(Extracted records)
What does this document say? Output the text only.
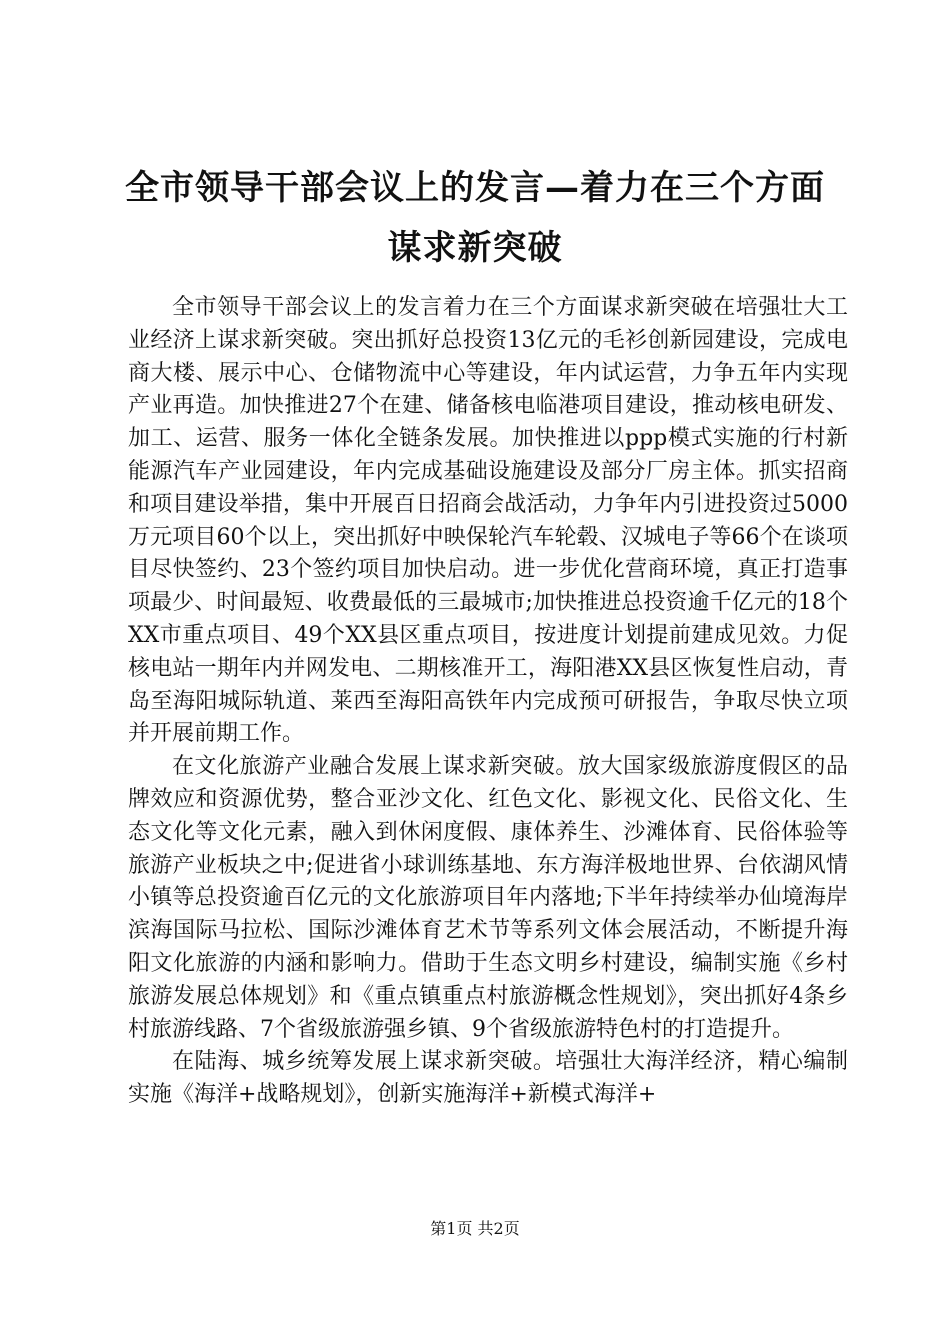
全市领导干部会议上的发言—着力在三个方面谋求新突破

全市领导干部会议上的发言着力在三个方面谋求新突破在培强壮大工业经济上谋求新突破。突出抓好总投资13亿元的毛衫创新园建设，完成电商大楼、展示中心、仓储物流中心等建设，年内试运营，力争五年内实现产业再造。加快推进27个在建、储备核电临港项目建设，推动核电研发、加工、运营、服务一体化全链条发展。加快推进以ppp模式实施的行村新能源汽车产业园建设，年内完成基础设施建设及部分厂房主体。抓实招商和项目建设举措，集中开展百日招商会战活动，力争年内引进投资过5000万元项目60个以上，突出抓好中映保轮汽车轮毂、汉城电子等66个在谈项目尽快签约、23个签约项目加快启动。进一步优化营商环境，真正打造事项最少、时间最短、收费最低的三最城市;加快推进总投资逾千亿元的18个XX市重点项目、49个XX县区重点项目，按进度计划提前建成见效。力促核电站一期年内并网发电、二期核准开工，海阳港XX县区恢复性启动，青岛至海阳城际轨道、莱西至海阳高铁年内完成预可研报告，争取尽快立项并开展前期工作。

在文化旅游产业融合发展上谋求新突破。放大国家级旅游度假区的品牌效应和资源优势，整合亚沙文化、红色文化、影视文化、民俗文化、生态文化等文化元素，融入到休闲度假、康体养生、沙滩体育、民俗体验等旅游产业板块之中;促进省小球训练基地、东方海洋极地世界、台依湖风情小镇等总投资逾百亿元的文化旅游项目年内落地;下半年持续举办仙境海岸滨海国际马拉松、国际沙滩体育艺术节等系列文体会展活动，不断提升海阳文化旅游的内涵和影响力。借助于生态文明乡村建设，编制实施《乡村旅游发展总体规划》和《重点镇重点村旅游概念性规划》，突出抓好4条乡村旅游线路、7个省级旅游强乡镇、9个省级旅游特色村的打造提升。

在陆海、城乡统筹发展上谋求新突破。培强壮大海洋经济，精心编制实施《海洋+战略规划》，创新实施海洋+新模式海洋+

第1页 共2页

SHORT EXERCISE:
Print the complete listing exactly as it stands, without its pictures.

FINISHED ANSWER:
What does this document say? Output the text only.
全市领导干部会议上的发言—着力在三个方面谋求新突破

全市领导干部会议上的发言着力在三个方面谋求新突破在培强壮大工业经济上谋求新突破。突出抓好总投资13亿元的毛衫创新园建设，完成电商大楼、展示中心、仓储物流中心等建设，年内试运营，力争五年内实现产业再造。加快推进27个在建、储备核电临港项目建设，推动核电研发、加工、运营、服务一体化全链条发展。加快推进以ppp模式实施的行村新能源汽车产业园建设，年内完成基础设施建设及部分厂房主体。抓实招商和项目建设举措，集中开展百日招商会战活动，力争年内引进投资过5000万元项目60个以上，突出抓好中映保轮汽车轮毂、汉城电子等66个在谈项目尽快签约、23个签约项目加快启动。进一步优化营商环境，真正打造事项最少、时间最短、收费最低的三最城市;加快推进总投资逾千亿元的18个XX市重点项目、49个XX县区重点项目，按进度计划提前建成见效。力促核电站一期年内并网发电、二期核准开工，海阳港XX县区恢复性启动，青岛至海阳城际轨道、莱西至海阳高铁年内完成预可研报告，争取尽快立项并开展前期工作。

在文化旅游产业融合发展上谋求新突破。放大国家级旅游度假区的品牌效应和资源优势，整合亚沙文化、红色文化、影视文化、民俗文化、生态文化等文化元素，融入到休闲度假、康体养生、沙滩体育、民俗体验等旅游产业板块之中;促进省小球训练基地、东方海洋极地世界、台依湖风情小镇等总投资逾百亿元的文化旅游项目年内落地;下半年持续举办仙境海岸滨海国际马拉松、国际沙滩体育艺术节等系列文体会展活动，不断提升海阳文化旅游的内涵和影响力。借助于生态文明乡村建设，编制实施《乡村旅游发展总体规划》和《重点镇重点村旅游概念性规划》，突出抓好4条乡村旅游线路、7个省级旅游强乡镇、9个省级旅游特色村的打造提升。

在陆海、城乡统筹发展上谋求新突破。培强壮大海洋经济，精心编制实施《海洋+战略规划》，创新实施海洋+新模式海洋+

第1页 共2页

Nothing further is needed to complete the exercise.